● **What is being asked**
Locate the word "this" in the entries below, then gather every line that holds it.

============================================================

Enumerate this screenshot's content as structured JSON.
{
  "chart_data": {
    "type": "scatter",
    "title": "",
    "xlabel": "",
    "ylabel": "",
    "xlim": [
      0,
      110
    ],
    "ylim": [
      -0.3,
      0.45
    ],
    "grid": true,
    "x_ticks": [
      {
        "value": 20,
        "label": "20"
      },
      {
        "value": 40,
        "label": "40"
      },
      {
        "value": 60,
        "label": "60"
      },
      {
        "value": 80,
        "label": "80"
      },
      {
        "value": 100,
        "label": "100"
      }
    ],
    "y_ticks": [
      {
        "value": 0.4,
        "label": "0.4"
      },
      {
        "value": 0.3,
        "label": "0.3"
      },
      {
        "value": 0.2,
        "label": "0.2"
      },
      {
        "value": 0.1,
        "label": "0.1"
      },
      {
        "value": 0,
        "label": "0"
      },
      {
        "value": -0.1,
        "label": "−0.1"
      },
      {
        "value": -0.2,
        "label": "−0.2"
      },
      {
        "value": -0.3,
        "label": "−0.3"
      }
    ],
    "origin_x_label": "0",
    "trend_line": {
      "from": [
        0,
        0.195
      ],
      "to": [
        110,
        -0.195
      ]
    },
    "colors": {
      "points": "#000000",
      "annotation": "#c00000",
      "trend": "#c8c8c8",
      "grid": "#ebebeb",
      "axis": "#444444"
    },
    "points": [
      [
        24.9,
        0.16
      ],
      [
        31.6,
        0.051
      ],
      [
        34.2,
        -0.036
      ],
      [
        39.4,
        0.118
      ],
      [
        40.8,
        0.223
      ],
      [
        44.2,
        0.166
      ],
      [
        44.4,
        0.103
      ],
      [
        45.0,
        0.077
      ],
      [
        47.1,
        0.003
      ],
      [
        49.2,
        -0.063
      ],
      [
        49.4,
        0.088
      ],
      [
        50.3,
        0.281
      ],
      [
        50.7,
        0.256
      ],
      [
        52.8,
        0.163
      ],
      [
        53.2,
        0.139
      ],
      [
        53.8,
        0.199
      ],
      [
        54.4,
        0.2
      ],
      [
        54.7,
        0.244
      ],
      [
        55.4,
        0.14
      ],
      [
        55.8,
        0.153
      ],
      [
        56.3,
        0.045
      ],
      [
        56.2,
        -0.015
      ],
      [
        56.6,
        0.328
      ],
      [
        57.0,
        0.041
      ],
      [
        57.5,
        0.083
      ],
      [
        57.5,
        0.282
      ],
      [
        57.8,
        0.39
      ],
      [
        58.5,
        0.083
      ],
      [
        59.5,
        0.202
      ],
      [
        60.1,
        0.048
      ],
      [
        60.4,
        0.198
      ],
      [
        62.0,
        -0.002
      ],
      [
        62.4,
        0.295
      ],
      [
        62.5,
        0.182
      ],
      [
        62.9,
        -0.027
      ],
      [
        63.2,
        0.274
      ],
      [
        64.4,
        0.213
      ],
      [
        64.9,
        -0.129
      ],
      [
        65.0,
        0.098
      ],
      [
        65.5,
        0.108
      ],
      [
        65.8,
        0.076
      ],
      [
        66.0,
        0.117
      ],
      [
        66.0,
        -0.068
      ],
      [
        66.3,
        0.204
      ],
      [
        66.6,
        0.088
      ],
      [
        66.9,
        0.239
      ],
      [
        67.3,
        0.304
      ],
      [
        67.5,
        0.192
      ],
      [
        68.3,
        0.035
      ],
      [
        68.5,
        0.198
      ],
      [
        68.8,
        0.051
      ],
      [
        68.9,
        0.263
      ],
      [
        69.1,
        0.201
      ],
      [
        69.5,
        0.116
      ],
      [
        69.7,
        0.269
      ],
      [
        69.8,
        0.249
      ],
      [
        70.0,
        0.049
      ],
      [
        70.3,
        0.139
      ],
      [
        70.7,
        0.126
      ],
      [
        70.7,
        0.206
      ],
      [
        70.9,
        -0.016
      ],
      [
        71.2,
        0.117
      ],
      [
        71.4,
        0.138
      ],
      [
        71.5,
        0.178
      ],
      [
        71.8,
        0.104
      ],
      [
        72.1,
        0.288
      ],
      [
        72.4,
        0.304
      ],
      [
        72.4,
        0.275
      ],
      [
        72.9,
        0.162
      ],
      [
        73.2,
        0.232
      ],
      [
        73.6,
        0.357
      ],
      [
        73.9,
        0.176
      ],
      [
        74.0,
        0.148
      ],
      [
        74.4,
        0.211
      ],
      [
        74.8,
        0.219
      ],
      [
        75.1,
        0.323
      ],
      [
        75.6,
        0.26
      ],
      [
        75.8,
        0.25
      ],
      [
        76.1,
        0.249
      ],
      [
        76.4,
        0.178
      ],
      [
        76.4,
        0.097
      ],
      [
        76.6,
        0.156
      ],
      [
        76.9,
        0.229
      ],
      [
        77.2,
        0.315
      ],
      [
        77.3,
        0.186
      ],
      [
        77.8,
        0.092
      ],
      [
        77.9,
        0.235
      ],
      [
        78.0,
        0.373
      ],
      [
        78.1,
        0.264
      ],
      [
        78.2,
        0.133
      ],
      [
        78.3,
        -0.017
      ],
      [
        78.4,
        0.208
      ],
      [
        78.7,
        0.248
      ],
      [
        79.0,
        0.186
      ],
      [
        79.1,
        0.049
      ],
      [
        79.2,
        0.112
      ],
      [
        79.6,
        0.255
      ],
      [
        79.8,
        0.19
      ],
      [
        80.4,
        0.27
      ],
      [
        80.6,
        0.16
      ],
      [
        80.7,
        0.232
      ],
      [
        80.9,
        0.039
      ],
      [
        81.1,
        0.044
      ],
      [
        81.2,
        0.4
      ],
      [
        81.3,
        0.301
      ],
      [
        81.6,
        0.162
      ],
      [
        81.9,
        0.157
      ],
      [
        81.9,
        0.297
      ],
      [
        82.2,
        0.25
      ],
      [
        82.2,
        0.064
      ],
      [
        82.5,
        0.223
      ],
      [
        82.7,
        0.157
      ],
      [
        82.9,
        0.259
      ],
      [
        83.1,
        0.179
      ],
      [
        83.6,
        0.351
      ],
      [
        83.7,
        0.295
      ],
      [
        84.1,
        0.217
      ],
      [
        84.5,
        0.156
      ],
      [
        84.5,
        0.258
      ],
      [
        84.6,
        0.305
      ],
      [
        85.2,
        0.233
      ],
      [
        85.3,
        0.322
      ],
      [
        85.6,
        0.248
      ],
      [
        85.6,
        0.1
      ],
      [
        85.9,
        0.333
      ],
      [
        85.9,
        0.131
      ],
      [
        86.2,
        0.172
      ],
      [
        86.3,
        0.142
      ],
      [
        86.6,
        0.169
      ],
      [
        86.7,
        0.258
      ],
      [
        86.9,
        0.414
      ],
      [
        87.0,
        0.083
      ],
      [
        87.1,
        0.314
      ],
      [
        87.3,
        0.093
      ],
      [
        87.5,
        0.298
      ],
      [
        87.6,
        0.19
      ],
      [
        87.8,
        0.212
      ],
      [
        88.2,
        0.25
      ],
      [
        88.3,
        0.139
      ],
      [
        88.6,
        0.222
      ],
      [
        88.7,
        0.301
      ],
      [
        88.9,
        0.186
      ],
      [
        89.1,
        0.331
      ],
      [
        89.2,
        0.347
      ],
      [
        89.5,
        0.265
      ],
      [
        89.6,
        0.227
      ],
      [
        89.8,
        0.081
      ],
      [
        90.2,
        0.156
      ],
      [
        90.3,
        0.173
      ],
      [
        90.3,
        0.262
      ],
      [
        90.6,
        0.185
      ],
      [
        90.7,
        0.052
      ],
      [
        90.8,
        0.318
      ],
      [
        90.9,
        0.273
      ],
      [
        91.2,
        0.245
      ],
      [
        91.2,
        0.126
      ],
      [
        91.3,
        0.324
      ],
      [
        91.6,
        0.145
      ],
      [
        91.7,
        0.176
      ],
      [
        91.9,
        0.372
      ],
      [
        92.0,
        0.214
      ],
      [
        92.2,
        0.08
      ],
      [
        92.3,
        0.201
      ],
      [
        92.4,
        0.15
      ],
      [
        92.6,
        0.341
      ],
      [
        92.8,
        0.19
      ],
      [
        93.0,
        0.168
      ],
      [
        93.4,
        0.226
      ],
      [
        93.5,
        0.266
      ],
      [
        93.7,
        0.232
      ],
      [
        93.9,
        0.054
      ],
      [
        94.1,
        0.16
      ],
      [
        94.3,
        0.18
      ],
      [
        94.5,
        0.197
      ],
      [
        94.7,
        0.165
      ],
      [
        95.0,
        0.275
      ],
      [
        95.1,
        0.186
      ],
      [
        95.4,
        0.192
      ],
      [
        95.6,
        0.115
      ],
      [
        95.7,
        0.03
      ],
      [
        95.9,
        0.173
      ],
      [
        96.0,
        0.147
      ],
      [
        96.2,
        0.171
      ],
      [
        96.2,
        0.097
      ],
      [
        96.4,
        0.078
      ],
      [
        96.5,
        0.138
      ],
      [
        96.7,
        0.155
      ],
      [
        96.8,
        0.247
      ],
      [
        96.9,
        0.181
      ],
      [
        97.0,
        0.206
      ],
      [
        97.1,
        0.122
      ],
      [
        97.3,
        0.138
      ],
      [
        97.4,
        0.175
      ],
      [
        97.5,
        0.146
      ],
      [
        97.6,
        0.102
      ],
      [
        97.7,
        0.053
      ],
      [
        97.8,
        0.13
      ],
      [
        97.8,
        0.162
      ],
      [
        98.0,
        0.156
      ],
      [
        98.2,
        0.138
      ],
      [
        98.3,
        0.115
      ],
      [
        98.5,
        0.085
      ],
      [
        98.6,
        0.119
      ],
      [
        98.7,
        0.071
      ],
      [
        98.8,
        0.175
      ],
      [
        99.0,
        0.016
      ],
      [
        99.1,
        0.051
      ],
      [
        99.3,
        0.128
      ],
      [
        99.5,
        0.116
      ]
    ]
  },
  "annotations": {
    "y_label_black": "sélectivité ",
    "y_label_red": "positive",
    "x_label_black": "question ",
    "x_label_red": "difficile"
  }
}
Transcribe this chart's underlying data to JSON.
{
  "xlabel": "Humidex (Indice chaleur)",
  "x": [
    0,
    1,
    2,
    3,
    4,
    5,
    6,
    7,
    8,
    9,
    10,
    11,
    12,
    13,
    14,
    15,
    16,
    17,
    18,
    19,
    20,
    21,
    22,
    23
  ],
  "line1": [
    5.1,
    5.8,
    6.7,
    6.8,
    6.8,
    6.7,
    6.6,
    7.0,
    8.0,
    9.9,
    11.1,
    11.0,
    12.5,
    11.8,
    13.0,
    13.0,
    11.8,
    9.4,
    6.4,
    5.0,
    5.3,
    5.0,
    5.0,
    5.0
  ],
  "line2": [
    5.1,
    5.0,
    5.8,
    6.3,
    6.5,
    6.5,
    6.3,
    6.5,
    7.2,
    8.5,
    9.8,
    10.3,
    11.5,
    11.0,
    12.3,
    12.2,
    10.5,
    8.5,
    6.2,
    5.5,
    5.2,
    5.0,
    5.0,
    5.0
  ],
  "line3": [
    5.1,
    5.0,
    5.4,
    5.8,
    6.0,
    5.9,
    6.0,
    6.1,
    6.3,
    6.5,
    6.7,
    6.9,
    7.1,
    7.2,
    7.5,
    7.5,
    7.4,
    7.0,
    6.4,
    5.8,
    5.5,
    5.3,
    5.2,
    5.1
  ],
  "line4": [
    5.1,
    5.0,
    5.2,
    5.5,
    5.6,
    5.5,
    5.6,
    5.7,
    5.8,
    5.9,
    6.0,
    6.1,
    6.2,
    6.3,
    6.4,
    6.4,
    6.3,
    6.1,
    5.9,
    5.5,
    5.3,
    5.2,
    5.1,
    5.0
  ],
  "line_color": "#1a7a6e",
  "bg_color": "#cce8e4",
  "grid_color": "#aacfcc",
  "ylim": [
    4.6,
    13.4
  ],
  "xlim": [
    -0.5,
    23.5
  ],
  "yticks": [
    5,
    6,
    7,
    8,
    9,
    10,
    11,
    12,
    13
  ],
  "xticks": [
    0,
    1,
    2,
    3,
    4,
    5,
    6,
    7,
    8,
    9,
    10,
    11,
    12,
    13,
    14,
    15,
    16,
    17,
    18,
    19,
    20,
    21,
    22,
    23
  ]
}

============================================================

● **Final result**
Enumerate this screenshot's content as structured JSON.
Transcribe this chart's underlying data to JSON.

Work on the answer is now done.